### WHAT IS EXPECTED
Rewrite the lines below with every "status-label" swapped for "status-badge", and leave everything else unchanged.

### EXERCISE DATA
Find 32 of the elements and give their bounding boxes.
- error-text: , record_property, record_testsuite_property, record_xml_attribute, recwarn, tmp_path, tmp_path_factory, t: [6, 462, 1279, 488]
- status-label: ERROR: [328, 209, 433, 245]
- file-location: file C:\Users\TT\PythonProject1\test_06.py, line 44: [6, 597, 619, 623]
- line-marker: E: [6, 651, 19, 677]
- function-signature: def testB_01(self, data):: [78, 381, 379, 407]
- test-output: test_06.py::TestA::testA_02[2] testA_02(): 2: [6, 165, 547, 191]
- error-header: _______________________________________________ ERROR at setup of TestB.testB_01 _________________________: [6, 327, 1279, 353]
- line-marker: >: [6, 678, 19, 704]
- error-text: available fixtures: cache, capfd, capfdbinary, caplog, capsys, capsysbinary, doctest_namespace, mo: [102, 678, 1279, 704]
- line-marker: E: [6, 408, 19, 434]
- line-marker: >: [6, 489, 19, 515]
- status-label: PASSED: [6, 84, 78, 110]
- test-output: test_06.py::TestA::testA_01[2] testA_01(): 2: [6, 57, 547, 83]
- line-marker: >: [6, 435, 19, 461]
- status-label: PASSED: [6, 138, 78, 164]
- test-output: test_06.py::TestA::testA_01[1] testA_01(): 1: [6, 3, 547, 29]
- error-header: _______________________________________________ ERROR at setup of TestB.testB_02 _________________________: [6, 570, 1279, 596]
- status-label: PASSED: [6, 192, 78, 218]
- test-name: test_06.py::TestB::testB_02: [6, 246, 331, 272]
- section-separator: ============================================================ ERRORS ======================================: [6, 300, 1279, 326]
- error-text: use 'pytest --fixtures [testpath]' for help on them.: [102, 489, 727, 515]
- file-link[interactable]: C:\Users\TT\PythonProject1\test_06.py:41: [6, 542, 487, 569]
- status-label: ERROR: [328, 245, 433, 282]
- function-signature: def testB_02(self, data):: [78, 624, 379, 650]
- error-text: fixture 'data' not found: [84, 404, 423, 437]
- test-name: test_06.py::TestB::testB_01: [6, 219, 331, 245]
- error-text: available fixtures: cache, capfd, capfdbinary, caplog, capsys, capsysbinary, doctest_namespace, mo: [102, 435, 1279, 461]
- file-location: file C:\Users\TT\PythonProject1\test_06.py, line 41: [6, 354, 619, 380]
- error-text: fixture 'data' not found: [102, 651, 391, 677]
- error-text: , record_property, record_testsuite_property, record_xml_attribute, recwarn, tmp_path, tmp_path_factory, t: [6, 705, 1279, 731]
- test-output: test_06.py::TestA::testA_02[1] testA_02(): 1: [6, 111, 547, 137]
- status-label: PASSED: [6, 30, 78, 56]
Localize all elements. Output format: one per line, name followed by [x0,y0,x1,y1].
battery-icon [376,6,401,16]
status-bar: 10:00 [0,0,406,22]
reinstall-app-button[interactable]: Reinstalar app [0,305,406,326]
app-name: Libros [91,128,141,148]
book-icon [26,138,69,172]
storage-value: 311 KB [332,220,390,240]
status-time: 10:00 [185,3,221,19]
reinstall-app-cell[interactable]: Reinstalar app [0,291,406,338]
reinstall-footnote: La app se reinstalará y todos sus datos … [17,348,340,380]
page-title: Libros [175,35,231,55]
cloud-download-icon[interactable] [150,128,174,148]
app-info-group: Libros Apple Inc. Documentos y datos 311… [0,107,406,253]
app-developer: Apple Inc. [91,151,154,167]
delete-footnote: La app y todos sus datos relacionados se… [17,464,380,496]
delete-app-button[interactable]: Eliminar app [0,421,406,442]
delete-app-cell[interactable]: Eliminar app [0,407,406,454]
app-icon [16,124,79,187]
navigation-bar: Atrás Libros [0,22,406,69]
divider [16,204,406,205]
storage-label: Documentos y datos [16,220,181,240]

### PROBLEM SOLUTION
Find 32 of the elements and give their bounding boxes.
- error-text: , record_property, record_testsuite_property, record_xml_attribute, recwarn, tmp_path, tmp_path_factory, t: [6, 462, 1279, 488]
- status-badge: ERROR: [328, 209, 433, 245]
- file-location: file C:\Users\TT\PythonProject1\test_06.py, line 44: [6, 597, 619, 623]
- line-marker: E: [6, 651, 19, 677]
- function-signature: def testB_01(self, data):: [78, 381, 379, 407]
- test-output: test_06.py::TestA::testA_02[2] testA_02(): 2: [6, 165, 547, 191]
- error-header: _______________________________________________ ERROR at setup of TestB.testB_01 _________________________: [6, 327, 1279, 353]
- line-marker: >: [6, 678, 19, 704]
- error-text: available fixtures: cache, capfd, capfdbinary, caplog, capsys, capsysbinary, doctest_namespace, mo: [102, 678, 1279, 704]
- line-marker: E: [6, 408, 19, 434]
- line-marker: >: [6, 489, 19, 515]
- status-badge: PASSED: [6, 84, 78, 110]
- test-output: test_06.py::TestA::testA_01[2] testA_01(): 2: [6, 57, 547, 83]
- line-marker: >: [6, 435, 19, 461]
- status-badge: PASSED: [6, 138, 78, 164]
- test-output: test_06.py::TestA::testA_01[1] testA_01(): 1: [6, 3, 547, 29]
- error-header: _______________________________________________ ERROR at setup of TestB.testB_02 _________________________: [6, 570, 1279, 596]
- status-badge: PASSED: [6, 192, 78, 218]
- test-name: test_06.py::TestB::testB_02: [6, 246, 331, 272]
- section-separator: ============================================================ ERRORS ======================================: [6, 300, 1279, 326]
- error-text: use 'pytest --fixtures [testpath]' for help on them.: [102, 489, 727, 515]
- file-link[interactable]: C:\Users\TT\PythonProject1\test_06.py:41: [6, 542, 487, 569]
- status-badge: ERROR: [328, 245, 433, 282]
- function-signature: def testB_02(self, data):: [78, 624, 379, 650]
- error-text: fixture 'data' not found: [84, 404, 423, 437]
- test-name: test_06.py::TestB::testB_01: [6, 219, 331, 245]
- error-text: available fixtures: cache, capfd, capfdbinary, caplog, capsys, capsysbinary, doctest_namespace, mo: [102, 435, 1279, 461]
- file-location: file C:\Users\TT\PythonProject1\test_06.py, line 41: [6, 354, 619, 380]
- error-text: fixture 'data' not found: [102, 651, 391, 677]
- error-text: , record_property, record_testsuite_property, record_xml_attribute, recwarn, tmp_path, tmp_path_factory, t: [6, 705, 1279, 731]
- test-output: test_06.py::TestA::testA_02[1] testA_02(): 1: [6, 111, 547, 137]
- status-badge: PASSED: [6, 30, 78, 56]
Localize all elements. Output format: one per line, name followed by [x0,y0,x1,y1].
battery-icon [376,6,401,16]
status-bar: 10:00 [0,0,406,22]
reinstall-app-button[interactable]: Reinstalar app [0,305,406,326]
app-name: Libros [91,128,141,148]
book-icon [26,138,69,172]
storage-value: 311 KB [332,220,390,240]
status-time: 10:00 [185,3,221,19]
reinstall-app-cell[interactable]: Reinstalar app [0,291,406,338]
reinstall-footnote: La app se reinstalará y todos sus datos … [17,348,340,380]
page-title: Libros [175,35,231,55]
cloud-download-icon[interactable] [150,128,174,148]
app-info-group: Libros Apple Inc. Documentos y datos 311… [0,107,406,253]
app-developer: Apple Inc. [91,151,154,167]
delete-footnote: La app y todos sus datos relacionados se… [17,464,380,496]
delete-app-button[interactable]: Eliminar app [0,421,406,442]
delete-app-cell[interactable]: Eliminar app [0,407,406,454]
app-icon [16,124,79,187]
navigation-bar: Atrás Libros [0,22,406,69]
divider [16,204,406,205]
storage-label: Documentos y datos [16,220,181,240]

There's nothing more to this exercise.